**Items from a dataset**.
..........

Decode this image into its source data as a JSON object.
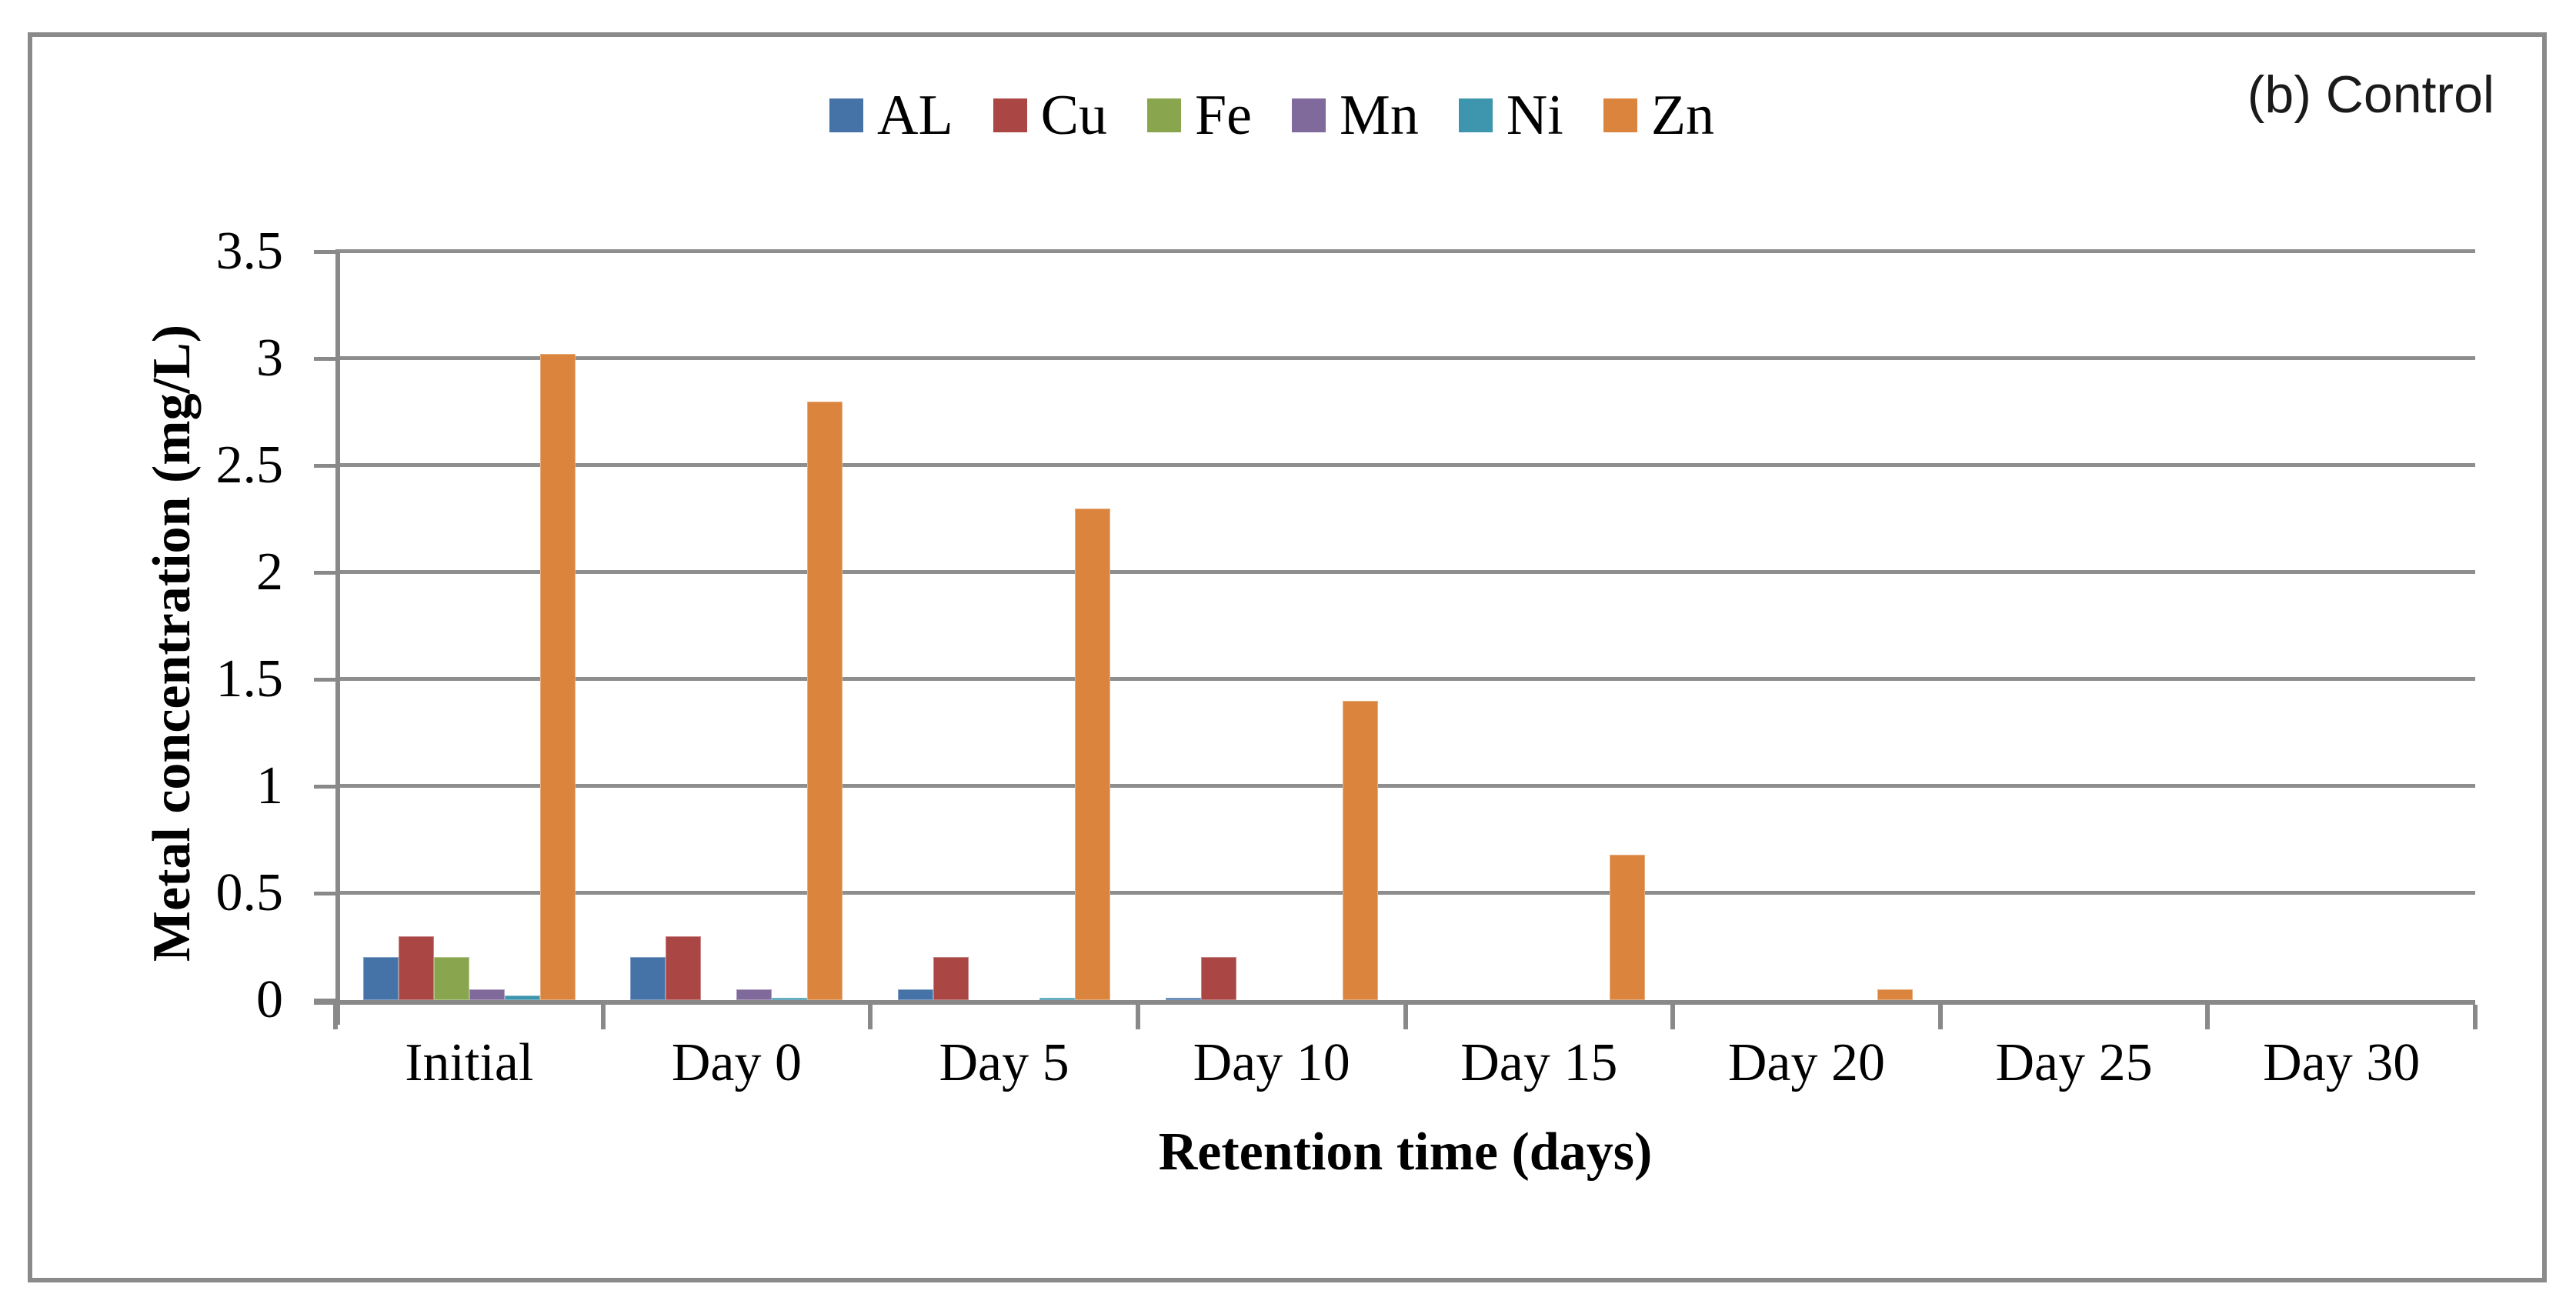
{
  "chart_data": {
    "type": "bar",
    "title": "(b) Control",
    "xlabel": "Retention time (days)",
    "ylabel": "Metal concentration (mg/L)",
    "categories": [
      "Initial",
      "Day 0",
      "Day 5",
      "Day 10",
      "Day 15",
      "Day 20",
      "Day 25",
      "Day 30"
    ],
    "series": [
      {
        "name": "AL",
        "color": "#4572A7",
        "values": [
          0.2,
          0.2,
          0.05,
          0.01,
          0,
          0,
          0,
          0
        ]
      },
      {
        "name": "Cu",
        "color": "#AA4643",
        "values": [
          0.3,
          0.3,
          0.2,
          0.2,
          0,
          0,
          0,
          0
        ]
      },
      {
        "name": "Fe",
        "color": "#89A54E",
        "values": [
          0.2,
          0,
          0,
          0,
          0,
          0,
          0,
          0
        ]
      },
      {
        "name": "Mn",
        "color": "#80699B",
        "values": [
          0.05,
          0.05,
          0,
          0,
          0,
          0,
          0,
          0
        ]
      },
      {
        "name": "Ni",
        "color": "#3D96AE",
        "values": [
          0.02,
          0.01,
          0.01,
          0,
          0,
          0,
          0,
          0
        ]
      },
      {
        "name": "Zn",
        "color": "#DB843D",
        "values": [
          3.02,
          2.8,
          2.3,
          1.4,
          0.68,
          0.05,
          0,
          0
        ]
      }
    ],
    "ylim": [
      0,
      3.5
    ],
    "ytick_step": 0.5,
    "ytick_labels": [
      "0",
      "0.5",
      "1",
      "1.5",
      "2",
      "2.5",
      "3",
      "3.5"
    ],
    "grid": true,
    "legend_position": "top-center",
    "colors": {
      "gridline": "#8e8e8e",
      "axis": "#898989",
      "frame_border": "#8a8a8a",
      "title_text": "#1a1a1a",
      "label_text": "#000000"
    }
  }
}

..........

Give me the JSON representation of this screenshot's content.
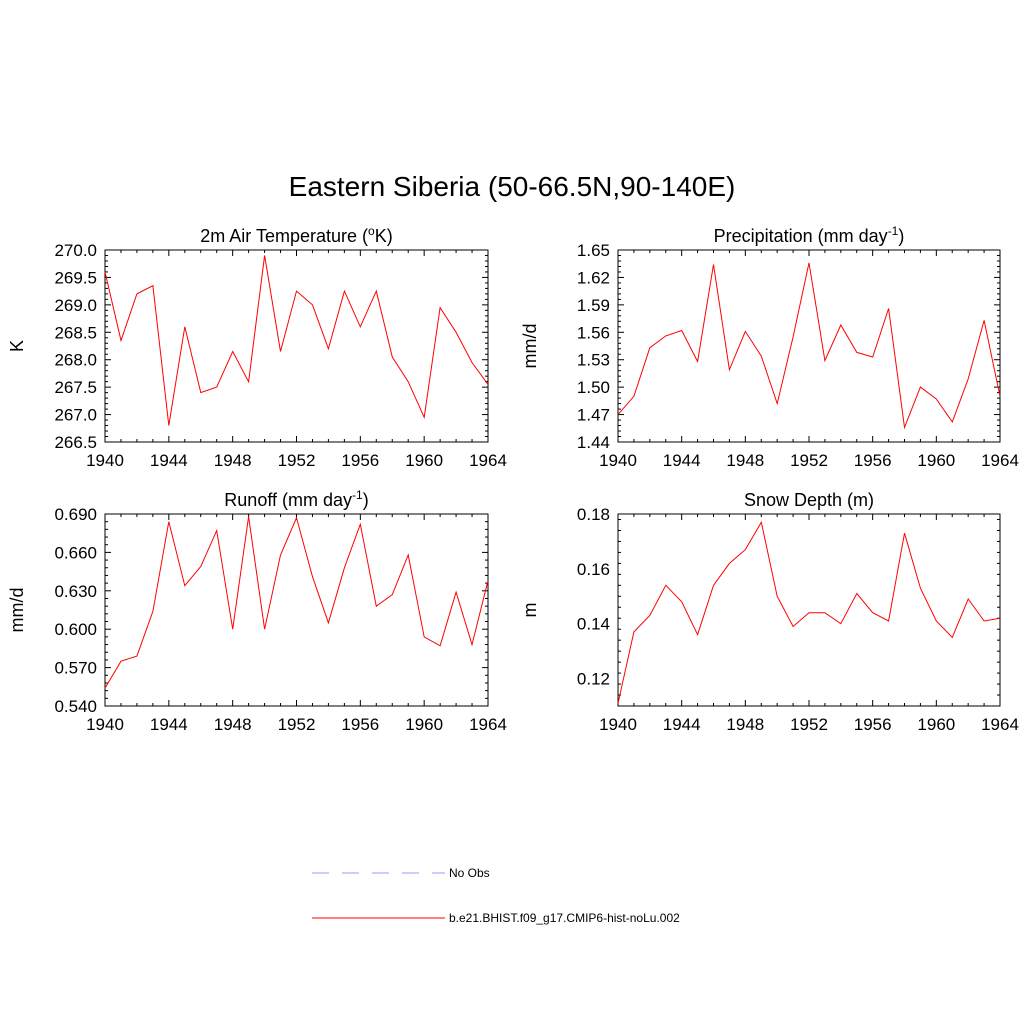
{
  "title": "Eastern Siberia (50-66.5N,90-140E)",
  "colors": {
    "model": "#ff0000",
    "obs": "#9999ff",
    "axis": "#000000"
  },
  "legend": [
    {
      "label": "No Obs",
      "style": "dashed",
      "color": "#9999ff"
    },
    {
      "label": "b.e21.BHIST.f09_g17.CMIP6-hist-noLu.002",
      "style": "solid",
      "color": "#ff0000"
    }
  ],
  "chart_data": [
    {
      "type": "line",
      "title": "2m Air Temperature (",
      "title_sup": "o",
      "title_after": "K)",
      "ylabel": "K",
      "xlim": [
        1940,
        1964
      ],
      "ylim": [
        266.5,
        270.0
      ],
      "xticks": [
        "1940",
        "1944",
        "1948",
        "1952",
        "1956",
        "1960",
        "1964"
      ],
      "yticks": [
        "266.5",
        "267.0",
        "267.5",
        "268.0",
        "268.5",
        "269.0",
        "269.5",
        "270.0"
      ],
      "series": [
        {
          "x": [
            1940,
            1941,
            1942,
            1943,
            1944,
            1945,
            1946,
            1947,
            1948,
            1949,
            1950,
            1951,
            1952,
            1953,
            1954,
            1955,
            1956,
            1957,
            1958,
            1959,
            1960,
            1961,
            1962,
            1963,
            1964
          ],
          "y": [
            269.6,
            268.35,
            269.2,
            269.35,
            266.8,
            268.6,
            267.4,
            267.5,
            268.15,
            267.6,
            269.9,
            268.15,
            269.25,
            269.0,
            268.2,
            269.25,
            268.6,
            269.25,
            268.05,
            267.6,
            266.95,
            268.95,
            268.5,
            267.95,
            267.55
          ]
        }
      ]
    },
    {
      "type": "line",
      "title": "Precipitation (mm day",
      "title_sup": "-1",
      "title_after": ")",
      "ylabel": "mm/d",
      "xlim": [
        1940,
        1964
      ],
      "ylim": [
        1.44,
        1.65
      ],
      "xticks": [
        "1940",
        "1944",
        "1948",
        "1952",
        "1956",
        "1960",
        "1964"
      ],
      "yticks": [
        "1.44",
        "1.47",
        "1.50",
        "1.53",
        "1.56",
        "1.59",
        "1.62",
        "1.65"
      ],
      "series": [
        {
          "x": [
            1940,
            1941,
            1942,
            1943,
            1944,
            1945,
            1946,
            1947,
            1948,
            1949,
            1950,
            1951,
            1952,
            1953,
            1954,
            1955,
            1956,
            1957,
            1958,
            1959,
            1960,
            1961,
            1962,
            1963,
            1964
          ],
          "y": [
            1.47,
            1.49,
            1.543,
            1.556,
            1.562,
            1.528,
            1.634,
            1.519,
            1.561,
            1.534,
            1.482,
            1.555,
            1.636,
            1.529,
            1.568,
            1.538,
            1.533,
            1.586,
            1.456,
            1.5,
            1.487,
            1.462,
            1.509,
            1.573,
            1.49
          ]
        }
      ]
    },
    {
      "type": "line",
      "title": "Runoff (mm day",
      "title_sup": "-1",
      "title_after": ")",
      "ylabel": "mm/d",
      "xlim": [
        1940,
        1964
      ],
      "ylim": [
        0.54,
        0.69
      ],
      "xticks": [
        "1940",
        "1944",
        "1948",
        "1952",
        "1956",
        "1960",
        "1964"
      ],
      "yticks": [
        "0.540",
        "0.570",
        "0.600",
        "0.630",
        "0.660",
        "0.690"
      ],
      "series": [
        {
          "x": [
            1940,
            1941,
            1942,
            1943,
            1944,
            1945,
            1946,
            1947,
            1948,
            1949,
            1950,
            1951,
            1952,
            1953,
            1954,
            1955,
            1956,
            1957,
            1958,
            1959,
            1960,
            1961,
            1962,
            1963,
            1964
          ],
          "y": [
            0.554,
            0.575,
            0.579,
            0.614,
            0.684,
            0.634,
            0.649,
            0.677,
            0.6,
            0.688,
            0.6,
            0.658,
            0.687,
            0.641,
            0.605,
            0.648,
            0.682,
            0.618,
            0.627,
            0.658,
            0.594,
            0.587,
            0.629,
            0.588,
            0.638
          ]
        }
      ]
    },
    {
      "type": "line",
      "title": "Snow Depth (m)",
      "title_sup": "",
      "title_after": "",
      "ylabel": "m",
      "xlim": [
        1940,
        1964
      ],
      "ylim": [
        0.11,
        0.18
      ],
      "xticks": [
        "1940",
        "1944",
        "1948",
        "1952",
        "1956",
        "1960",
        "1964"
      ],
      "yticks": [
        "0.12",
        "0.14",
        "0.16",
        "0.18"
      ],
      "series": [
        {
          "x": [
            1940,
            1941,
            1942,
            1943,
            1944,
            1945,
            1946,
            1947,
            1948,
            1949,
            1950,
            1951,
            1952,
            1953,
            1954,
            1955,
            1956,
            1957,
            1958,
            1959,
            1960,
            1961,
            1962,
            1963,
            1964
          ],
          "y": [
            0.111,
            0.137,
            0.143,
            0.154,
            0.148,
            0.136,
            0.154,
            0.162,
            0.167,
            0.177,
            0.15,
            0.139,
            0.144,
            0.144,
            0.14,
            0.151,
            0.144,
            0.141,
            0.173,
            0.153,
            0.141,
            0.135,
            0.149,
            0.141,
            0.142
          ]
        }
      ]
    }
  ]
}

..........

From the entries above, copy every line where the word "ylabel" shows up.

**EXERCISE SOLUTION**.
    "ylabel": "Metal concentration (mg/L)",
      "ylabel": "K",
      "ylabel": "mm/d",
      "ylabel": "mm/d",
      "ylabel": "m",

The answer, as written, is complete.